Dataset extract:
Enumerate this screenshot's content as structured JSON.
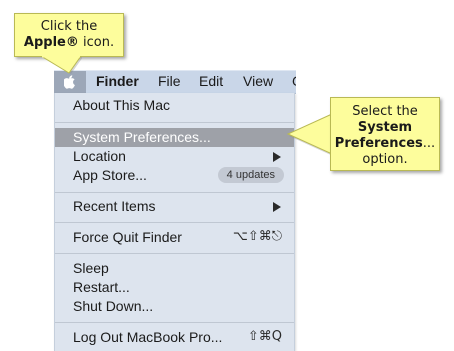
{
  "callouts": {
    "apple": {
      "line1": "Click the",
      "strong": "Apple®",
      "rest": " icon."
    },
    "sysprefs": {
      "line1": "Select the",
      "strong1": "System",
      "strong2": "Preferences",
      "ellipsis": "...",
      "line4": "option."
    }
  },
  "menubar": {
    "items": [
      {
        "label": "Finder"
      },
      {
        "label": "File"
      },
      {
        "label": "Edit"
      },
      {
        "label": "View"
      },
      {
        "label": "G"
      }
    ]
  },
  "apple_menu": {
    "about": "About This Mac",
    "system_prefs": "System Preferences...",
    "location": "Location",
    "app_store": "App Store...",
    "app_store_badge": "4 updates",
    "recent_items": "Recent Items",
    "force_quit": "Force Quit Finder",
    "force_quit_shortcut": "⌥⇧⌘⎋",
    "sleep": "Sleep",
    "restart": "Restart...",
    "shut_down": "Shut Down...",
    "log_out": "Log Out MacBook Pro...",
    "log_out_shortcut": "⇧⌘Q"
  },
  "colors": {
    "callout_fill": "#fdfd9c",
    "menu_bg": "#dde4ee",
    "menubar_bg": "#c9d6e8",
    "selected_bg": "#9ea1a8"
  }
}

Task to carry out: Give the material again exactly as it is, but keep the pictures out.

Correct output:
Enumerate this screenshot's content as structured JSON.
{
  "callouts": {
    "apple": {
      "line1": "Click the",
      "strong": "Apple®",
      "rest": " icon."
    },
    "sysprefs": {
      "line1": "Select the",
      "strong1": "System",
      "strong2": "Preferences",
      "ellipsis": "...",
      "line4": "option."
    }
  },
  "menubar": {
    "items": [
      {
        "label": "Finder"
      },
      {
        "label": "File"
      },
      {
        "label": "Edit"
      },
      {
        "label": "View"
      },
      {
        "label": "G"
      }
    ]
  },
  "apple_menu": {
    "about": "About This Mac",
    "system_prefs": "System Preferences...",
    "location": "Location",
    "app_store": "App Store...",
    "app_store_badge": "4 updates",
    "recent_items": "Recent Items",
    "force_quit": "Force Quit Finder",
    "force_quit_shortcut": "⌥⇧⌘⎋",
    "sleep": "Sleep",
    "restart": "Restart...",
    "shut_down": "Shut Down...",
    "log_out": "Log Out MacBook Pro...",
    "log_out_shortcut": "⇧⌘Q"
  },
  "colors": {
    "callout_fill": "#fdfd9c",
    "menu_bg": "#dde4ee",
    "menubar_bg": "#c9d6e8",
    "selected_bg": "#9ea1a8"
  }
}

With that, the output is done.